Data entries
"""
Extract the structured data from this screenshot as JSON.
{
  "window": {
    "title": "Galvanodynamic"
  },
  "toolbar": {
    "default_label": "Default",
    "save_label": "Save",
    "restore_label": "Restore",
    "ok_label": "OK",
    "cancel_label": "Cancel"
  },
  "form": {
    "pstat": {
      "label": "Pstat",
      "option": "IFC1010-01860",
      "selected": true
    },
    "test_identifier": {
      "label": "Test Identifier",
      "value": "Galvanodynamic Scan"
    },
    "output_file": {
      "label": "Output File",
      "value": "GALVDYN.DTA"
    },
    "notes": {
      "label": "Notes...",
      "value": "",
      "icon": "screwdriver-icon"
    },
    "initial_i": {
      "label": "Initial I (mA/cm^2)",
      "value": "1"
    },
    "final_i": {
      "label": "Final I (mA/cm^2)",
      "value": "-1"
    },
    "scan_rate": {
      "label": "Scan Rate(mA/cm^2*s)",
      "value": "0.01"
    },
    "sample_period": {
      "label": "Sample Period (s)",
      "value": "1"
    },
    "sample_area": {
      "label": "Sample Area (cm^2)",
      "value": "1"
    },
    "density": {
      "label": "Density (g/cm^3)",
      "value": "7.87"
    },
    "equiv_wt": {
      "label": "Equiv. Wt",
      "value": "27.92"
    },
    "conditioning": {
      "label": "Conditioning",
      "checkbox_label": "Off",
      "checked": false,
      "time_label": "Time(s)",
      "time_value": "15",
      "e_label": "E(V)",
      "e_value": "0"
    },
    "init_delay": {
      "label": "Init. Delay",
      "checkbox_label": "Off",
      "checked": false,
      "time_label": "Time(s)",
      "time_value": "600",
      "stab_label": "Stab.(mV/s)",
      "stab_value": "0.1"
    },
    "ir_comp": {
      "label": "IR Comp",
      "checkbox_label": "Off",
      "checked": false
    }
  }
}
"""
"""
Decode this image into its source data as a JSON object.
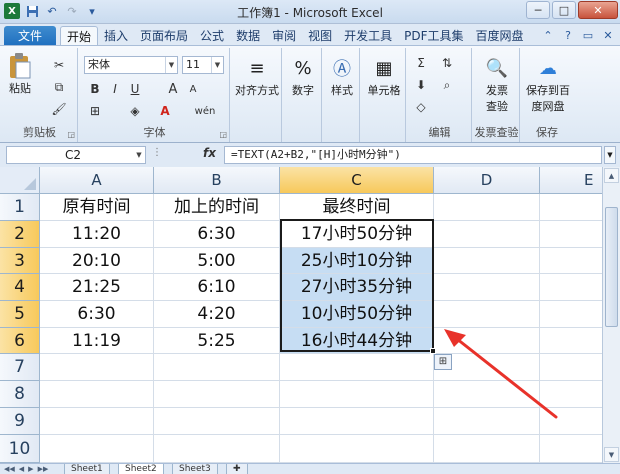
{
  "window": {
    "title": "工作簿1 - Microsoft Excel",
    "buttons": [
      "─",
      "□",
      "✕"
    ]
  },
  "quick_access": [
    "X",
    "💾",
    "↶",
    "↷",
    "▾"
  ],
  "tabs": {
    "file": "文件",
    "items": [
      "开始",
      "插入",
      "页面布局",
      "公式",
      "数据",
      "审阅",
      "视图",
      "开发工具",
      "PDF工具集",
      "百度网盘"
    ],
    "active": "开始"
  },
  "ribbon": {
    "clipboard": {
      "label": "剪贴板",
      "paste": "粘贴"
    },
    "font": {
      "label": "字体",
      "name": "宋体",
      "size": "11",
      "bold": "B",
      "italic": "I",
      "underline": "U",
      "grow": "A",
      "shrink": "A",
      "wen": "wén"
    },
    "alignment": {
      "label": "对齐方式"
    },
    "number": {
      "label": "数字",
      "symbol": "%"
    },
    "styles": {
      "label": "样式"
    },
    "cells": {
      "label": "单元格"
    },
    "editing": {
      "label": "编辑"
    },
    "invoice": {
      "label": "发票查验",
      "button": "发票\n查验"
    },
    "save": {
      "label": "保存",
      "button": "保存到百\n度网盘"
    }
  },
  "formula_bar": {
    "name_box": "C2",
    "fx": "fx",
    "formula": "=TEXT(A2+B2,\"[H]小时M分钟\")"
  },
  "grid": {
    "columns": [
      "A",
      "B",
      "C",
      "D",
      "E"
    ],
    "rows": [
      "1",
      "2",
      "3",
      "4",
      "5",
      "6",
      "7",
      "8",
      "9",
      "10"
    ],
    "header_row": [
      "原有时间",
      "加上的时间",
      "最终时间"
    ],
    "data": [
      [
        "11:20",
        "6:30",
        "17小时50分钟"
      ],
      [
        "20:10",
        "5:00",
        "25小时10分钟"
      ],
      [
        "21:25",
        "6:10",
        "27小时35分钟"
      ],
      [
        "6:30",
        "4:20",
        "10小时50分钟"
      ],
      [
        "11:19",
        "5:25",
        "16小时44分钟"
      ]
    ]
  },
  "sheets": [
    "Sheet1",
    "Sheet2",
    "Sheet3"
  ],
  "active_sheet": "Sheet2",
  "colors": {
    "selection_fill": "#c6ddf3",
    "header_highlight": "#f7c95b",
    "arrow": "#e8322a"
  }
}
"""
(What you have to do): Copy all lines in the listing above where the string "JSON" appears.

(Solution to this problem):
Extract the structured data from this screenshot as JSON.
Decode this image into its source data as a JSON object.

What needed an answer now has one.